* **Stated task A**: From the year-in-review passage, list the principles the Free State Foundation proclaims its allegiance to.

* **Quoted passage**:
From my perspective, it's been another good year. What, you say? Another good year?
Yes, I understand that America faces very serious problems, major challenges at home and abroad, ranging from impending fiscal cliffs to continuing terrorist threats. But what I mean by "from my perspective" is that I am grateful that during 2012 the Free State Foundation has been able to continue to engage in the ongoing battle of ideas, and to engage from a stronger position than ever before.
After all, engaging in the battle of ideas is our raison d'être.
And, of course, the battle rages on, as it has throughout most of our history. There are different conceptions concerning the proper role and size of government and the proper balance between government regulation and marketplace competition.
Our own disposition at the Free State Foundation is not hidden. To the contrary, we proclaim our allegiance to free market, limited government, and rule of law principles at the federal level and in Maryland.
Most of our work involves communications law and policy at the federal and state level. Here too, for sure, the battle of conflicting ideas rages on. For despite the increased competition and technological dynamism that have dramatically altered the marketplace – giving consumers choices of providers and services hardly imaginable barely a decade ago – many still argue for more rather than less government regulation and control.
Even as competition and consumer choice increase, the pro-regulatory advocates suggest that today's major broadband providers, whether they employ wireline or wireless technologies, or whether they formerly were called "cable" or "telephone" companies, are "monopolies." They take this tack even though many consumers readily substitute one service for another, or one provider for another, or one technology for another, to get a better price, a different package of features and functions, or better quality. And the pro-regulatory advocates adhere to this "monopolistic" line of attack even as business models and consumer demand evolve and re-evolve at a dizzying pace.

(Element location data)

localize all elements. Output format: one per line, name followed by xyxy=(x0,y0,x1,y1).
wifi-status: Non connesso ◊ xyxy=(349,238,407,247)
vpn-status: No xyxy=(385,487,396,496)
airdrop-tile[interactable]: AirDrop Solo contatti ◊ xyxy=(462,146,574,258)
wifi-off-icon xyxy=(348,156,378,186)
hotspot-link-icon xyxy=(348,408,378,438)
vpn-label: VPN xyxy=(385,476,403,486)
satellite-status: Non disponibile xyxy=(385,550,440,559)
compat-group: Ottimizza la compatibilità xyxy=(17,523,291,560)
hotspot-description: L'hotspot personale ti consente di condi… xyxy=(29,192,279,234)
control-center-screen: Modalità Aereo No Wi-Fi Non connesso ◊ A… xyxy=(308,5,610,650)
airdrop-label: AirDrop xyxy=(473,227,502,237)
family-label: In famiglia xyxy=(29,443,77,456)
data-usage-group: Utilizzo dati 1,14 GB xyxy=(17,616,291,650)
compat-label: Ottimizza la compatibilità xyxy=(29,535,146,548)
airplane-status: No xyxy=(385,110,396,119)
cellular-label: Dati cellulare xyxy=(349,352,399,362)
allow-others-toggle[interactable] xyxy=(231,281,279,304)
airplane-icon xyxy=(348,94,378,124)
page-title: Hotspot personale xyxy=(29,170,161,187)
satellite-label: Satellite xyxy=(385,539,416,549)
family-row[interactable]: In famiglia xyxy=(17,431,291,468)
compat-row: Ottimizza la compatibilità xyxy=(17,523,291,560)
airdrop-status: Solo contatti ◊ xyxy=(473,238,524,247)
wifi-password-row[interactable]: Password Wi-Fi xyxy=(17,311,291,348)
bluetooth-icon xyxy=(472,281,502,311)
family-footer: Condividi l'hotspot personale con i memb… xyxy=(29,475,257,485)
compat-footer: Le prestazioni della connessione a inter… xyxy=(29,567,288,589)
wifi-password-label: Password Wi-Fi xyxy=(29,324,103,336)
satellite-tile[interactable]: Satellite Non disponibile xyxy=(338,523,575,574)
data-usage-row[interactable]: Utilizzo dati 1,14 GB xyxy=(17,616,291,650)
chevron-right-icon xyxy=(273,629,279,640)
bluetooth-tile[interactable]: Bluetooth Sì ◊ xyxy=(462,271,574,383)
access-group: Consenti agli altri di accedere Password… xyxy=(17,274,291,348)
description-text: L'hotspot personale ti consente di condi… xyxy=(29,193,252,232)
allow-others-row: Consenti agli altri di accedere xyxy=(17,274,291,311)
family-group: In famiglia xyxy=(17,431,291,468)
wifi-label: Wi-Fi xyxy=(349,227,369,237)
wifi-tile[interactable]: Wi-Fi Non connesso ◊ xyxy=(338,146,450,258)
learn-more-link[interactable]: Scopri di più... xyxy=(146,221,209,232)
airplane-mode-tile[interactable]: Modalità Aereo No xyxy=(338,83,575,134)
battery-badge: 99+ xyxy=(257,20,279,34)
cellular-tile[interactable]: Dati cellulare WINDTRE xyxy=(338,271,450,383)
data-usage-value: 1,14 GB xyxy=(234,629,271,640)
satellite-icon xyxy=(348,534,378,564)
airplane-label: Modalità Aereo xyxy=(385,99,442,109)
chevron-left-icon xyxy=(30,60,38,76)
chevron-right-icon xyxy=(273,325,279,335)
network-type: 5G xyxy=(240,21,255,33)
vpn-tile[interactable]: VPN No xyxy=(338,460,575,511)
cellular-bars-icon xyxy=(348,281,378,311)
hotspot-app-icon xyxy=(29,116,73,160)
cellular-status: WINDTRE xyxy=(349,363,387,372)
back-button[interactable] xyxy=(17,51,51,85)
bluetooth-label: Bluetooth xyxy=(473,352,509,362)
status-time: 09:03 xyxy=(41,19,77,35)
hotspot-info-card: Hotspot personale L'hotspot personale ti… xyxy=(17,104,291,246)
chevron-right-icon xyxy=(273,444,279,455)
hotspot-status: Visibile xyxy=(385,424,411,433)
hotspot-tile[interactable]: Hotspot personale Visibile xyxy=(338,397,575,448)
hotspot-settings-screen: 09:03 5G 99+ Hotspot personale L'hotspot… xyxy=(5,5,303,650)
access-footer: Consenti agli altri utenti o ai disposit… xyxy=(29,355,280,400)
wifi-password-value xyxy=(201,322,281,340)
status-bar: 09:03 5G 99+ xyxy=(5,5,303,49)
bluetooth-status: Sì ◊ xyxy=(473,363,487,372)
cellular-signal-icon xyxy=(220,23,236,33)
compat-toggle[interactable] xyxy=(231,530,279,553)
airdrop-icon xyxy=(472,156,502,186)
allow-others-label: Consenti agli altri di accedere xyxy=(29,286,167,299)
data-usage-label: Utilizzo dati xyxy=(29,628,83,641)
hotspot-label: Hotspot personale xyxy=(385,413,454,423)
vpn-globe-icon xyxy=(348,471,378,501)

* **Stated task B**: Please lay out the listing lines as a JSON list of strings, one string per line and no blank lines, from the first line of the listing through the line holding "compat-row: Ottimizza la", inclusive.

* **Reply A**: Free market, limited government, and rule of law.

* **Reply B**:
[
  "localize all elements. Output format: one per line, name followed by xyxy=(x0,y0,x1,y1).",
  "wifi-status: Non connesso ◊ xyxy=(349,238,407,247)",
  "vpn-status: No xyxy=(385,487,396,496)",
  "airdrop-tile[interactable]: AirDrop Solo contatti ◊ xyxy=(462,146,574,258)",
  "wifi-off-icon xyxy=(348,156,378,186)",
  "hotspot-link-icon xyxy=(348,408,378,438)",
  "vpn-label: VPN xyxy=(385,476,403,486)",
  "satellite-status: Non disponibile xyxy=(385,550,440,559)",
  "compat-group: Ottimizza la compatibilità xyxy=(17,523,291,560)",
  "hotspot-description: L'hotspot personale ti consente di condi… xyxy=(29,192,279,234)",
  "control-center-screen: Modalità Aereo No Wi-Fi Non connesso ◊ A… xyxy=(308,5,610,650)",
  "airdrop-label: AirDrop xyxy=(473,227,502,237)",
  "family-label: In famiglia xyxy=(29,443,77,456)",
  "data-usage-group: Utilizzo dati 1,14 GB xyxy=(17,616,291,650)",
  "compat-label: Ottimizza la compatibilità xyxy=(29,535,146,548)",
  "airplane-status: No xyxy=(385,110,396,119)",
  "cellular-label: Dati cellulare xyxy=(349,352,399,362)",
  "allow-others-toggle[interactable] xyxy=(231,281,279,304)",
  "airplane-icon xyxy=(348,94,378,124)",
  "page-title: Hotspot personale xyxy=(29,170,161,187)",
  "satellite-label: Satellite xyxy=(385,539,416,549)",
  "family-row[interactable]: In famiglia xyxy=(17,431,291,468)",
  "compat-row: Ottimizza la compatibilità xyxy=(17,523,291,560)"
]